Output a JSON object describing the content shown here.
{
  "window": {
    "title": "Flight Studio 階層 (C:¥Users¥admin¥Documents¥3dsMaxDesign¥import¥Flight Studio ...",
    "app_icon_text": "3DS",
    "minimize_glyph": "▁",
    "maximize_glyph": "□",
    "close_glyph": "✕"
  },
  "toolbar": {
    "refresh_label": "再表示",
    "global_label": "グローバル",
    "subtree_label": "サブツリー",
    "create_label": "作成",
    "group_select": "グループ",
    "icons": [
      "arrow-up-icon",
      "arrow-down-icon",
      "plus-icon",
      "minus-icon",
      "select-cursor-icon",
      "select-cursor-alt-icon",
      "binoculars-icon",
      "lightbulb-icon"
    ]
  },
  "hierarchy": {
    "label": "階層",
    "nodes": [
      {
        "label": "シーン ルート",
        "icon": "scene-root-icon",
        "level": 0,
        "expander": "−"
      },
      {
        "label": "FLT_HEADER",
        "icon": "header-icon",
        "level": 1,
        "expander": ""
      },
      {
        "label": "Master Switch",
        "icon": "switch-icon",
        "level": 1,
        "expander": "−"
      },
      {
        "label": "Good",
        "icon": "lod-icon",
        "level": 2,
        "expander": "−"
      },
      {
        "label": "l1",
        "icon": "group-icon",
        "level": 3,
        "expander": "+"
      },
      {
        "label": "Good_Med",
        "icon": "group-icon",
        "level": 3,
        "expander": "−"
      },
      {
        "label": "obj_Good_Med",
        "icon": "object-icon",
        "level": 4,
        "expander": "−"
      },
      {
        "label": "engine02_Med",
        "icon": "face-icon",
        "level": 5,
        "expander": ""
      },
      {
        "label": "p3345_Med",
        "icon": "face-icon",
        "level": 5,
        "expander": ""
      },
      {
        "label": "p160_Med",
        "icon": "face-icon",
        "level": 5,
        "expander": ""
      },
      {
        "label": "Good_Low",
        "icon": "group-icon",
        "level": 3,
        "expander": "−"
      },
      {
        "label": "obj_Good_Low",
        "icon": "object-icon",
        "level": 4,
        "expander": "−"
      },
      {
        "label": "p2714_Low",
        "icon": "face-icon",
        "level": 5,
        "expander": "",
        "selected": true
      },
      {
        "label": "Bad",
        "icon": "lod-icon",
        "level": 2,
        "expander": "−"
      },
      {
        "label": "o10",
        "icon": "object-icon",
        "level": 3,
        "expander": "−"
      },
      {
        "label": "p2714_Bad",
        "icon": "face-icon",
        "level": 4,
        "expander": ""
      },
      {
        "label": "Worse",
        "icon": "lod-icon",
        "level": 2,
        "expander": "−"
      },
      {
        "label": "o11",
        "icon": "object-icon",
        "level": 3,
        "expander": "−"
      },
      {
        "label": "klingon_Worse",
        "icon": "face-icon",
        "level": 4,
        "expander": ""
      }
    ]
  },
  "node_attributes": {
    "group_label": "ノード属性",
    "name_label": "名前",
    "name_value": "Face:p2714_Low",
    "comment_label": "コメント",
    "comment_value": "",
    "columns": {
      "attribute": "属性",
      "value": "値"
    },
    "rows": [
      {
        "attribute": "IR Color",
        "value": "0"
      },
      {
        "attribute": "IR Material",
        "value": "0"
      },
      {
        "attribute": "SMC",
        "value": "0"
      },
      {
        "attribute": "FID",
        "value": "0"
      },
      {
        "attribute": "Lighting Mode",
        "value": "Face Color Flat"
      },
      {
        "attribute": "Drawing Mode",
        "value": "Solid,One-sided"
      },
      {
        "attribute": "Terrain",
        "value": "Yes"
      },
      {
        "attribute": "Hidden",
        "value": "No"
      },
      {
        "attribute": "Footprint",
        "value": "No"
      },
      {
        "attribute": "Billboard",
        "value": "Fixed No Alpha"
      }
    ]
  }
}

· · · ·

▸ WHAT THE TASK ASKS
Word for word, write out all of the data above.

▸ RESPONSE TO THIS TASK
Output a JSON object describing the content shown here.
{
  "window": {
    "title": "Flight Studio 階層 (C:¥Users¥admin¥Documents¥3dsMaxDesign¥import¥Flight Studio ...",
    "app_icon_text": "3DS",
    "minimize_glyph": "▁",
    "maximize_glyph": "□",
    "close_glyph": "✕"
  },
  "toolbar": {
    "refresh_label": "再表示",
    "global_label": "グローバル",
    "subtree_label": "サブツリー",
    "create_label": "作成",
    "group_select": "グループ",
    "icons": [
      "arrow-up-icon",
      "arrow-down-icon",
      "plus-icon",
      "minus-icon",
      "select-cursor-icon",
      "select-cursor-alt-icon",
      "binoculars-icon",
      "lightbulb-icon"
    ]
  },
  "hierarchy": {
    "label": "階層",
    "nodes": [
      {
        "label": "シーン ルート",
        "icon": "scene-root-icon",
        "level": 0,
        "expander": "−"
      },
      {
        "label": "FLT_HEADER",
        "icon": "header-icon",
        "level": 1,
        "expander": ""
      },
      {
        "label": "Master Switch",
        "icon": "switch-icon",
        "level": 1,
        "expander": "−"
      },
      {
        "label": "Good",
        "icon": "lod-icon",
        "level": 2,
        "expander": "−"
      },
      {
        "label": "l1",
        "icon": "group-icon",
        "level": 3,
        "expander": "+"
      },
      {
        "label": "Good_Med",
        "icon": "group-icon",
        "level": 3,
        "expander": "−"
      },
      {
        "label": "obj_Good_Med",
        "icon": "object-icon",
        "level": 4,
        "expander": "−"
      },
      {
        "label": "engine02_Med",
        "icon": "face-icon",
        "level": 5,
        "expander": ""
      },
      {
        "label": "p3345_Med",
        "icon": "face-icon",
        "level": 5,
        "expander": ""
      },
      {
        "label": "p160_Med",
        "icon": "face-icon",
        "level": 5,
        "expander": ""
      },
      {
        "label": "Good_Low",
        "icon": "group-icon",
        "level": 3,
        "expander": "−"
      },
      {
        "label": "obj_Good_Low",
        "icon": "object-icon",
        "level": 4,
        "expander": "−"
      },
      {
        "label": "p2714_Low",
        "icon": "face-icon",
        "level": 5,
        "expander": "",
        "selected": true
      },
      {
        "label": "Bad",
        "icon": "lod-icon",
        "level": 2,
        "expander": "−"
      },
      {
        "label": "o10",
        "icon": "object-icon",
        "level": 3,
        "expander": "−"
      },
      {
        "label": "p2714_Bad",
        "icon": "face-icon",
        "level": 4,
        "expander": ""
      },
      {
        "label": "Worse",
        "icon": "lod-icon",
        "level": 2,
        "expander": "−"
      },
      {
        "label": "o11",
        "icon": "object-icon",
        "level": 3,
        "expander": "−"
      },
      {
        "label": "klingon_Worse",
        "icon": "face-icon",
        "level": 4,
        "expander": ""
      }
    ]
  },
  "node_attributes": {
    "group_label": "ノード属性",
    "name_label": "名前",
    "name_value": "Face:p2714_Low",
    "comment_label": "コメント",
    "comment_value": "",
    "columns": {
      "attribute": "属性",
      "value": "値"
    },
    "rows": [
      {
        "attribute": "IR Color",
        "value": "0"
      },
      {
        "attribute": "IR Material",
        "value": "0"
      },
      {
        "attribute": "SMC",
        "value": "0"
      },
      {
        "attribute": "FID",
        "value": "0"
      },
      {
        "attribute": "Lighting Mode",
        "value": "Face Color Flat"
      },
      {
        "attribute": "Drawing Mode",
        "value": "Solid,One-sided"
      },
      {
        "attribute": "Terrain",
        "value": "Yes"
      },
      {
        "attribute": "Hidden",
        "value": "No"
      },
      {
        "attribute": "Footprint",
        "value": "No"
      },
      {
        "attribute": "Billboard",
        "value": "Fixed No Alpha"
      }
    ]
  }
}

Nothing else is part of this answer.